* Task statement *
For the records below, print every one exactly, with nothing dropped.

* Provided data *

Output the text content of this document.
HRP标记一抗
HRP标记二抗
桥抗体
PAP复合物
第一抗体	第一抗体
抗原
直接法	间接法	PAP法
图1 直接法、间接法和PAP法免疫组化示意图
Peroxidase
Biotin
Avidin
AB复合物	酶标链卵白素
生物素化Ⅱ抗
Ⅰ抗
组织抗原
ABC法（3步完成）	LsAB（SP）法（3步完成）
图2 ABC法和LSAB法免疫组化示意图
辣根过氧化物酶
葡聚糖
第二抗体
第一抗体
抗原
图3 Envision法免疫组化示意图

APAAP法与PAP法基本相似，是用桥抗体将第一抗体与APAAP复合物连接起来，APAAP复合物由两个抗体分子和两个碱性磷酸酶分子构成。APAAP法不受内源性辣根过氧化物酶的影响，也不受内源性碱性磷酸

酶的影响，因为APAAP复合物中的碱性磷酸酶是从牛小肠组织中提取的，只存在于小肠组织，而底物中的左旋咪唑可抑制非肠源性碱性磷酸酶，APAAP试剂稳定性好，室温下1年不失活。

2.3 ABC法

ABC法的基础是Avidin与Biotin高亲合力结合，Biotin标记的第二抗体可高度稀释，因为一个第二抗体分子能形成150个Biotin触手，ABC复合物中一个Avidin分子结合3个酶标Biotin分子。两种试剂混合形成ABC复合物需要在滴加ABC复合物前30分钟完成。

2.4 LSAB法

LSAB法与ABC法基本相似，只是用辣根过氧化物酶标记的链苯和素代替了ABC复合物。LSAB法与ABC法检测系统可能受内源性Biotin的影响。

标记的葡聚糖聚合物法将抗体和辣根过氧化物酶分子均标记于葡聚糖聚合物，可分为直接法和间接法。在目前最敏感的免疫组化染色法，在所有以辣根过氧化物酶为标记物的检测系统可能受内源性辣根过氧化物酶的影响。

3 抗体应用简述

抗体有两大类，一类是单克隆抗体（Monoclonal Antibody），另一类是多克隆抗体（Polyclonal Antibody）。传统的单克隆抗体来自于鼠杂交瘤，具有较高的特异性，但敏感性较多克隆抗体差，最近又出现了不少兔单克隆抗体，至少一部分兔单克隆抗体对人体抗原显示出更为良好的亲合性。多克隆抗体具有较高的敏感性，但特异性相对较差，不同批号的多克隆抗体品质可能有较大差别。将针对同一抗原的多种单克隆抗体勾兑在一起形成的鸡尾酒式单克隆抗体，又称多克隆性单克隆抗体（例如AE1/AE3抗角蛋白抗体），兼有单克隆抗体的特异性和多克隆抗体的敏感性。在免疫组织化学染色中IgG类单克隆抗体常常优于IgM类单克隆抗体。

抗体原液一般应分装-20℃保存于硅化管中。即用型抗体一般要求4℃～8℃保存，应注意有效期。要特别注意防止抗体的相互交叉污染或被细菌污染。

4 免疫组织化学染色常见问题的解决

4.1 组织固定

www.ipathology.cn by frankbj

* Problem solution *
Output the text content of this document.
HRP标记一抗
HRP标记二抗
桥抗体
PAP复合物
第一抗体	第一抗体
抗原
直接法	间接法	PAP法
图1 直接法、间接法和PAP法免疫组化示意图
Peroxidase
Biotin
Avidin
AB复合物	酶标链卵白素
生物素化Ⅱ抗
Ⅰ抗
组织抗原
ABC法（3步完成）	LsAB（SP）法（3步完成）
图2 ABC法和LSAB法免疫组化示意图
辣根过氧化物酶
葡聚糖
第二抗体
第一抗体
抗原
图3 Envision法免疫组化示意图

APAAP法与PAP法基本相似，是用桥抗体将第一抗体与APAAP复合物连接起来，APAAP复合物由两个抗体分子和两个碱性磷酸酶分子构成。APAAP法不受内源性辣根过氧化物酶的影响，也不受内源性碱性磷酸

酶的影响，因为APAAP复合物中的碱性磷酸酶是从牛小肠组织中提取的，只存在于小肠组织，而底物中的左旋咪唑可抑制非肠源性碱性磷酸酶，APAAP试剂稳定性好，室温下1年不失活。

2.3 ABC法

ABC法的基础是Avidin与Biotin高亲合力结合，Biotin标记的第二抗体可高度稀释，因为一个第二抗体分子能形成150个Biotin触手，ABC复合物中一个Avidin分子结合3个酶标Biotin分子。两种试剂混合形成ABC复合物需要在滴加ABC复合物前30分钟完成。

2.4 LSAB法

LSAB法与ABC法基本相似，只是用辣根过氧化物酶标记的链苯和素代替了ABC复合物。LSAB法与ABC法检测系统可能受内源性Biotin的影响。

标记的葡聚糖聚合物法将抗体和辣根过氧化物酶分子均标记于葡聚糖聚合物，可分为直接法和间接法。在目前最敏感的免疫组化染色法，在所有以辣根过氧化物酶为标记物的检测系统可能受内源性辣根过氧化物酶的影响。

3 抗体应用简述

抗体有两大类，一类是单克隆抗体（Monoclonal Antibody），另一类是多克隆抗体（Polyclonal Antibody）。传统的单克隆抗体来自于鼠杂交瘤，具有较高的特异性，但敏感性较多克隆抗体差，最近又出现了不少兔单克隆抗体，至少一部分兔单克隆抗体对人体抗原显示出更为良好的亲合性。多克隆抗体具有较高的敏感性，但特异性相对较差，不同批号的多克隆抗体品质可能有较大差别。将针对同一抗原的多种单克隆抗体勾兑在一起形成的鸡尾酒式单克隆抗体，又称多克隆性单克隆抗体（例如AE1/AE3抗角蛋白抗体），兼有单克隆抗体的特异性和多克隆抗体的敏感性。在免疫组织化学染色中IgG类单克隆抗体常常优于IgM类单克隆抗体。

抗体原液一般应分装-20℃保存于硅化管中。即用型抗体一般要求4℃～8℃保存，应注意有效期。要特别注意防止抗体的相互交叉污染或被细菌污染。

4 免疫组织化学染色常见问题的解决

4.1 组织固定

www.ipathology.cn by frankbj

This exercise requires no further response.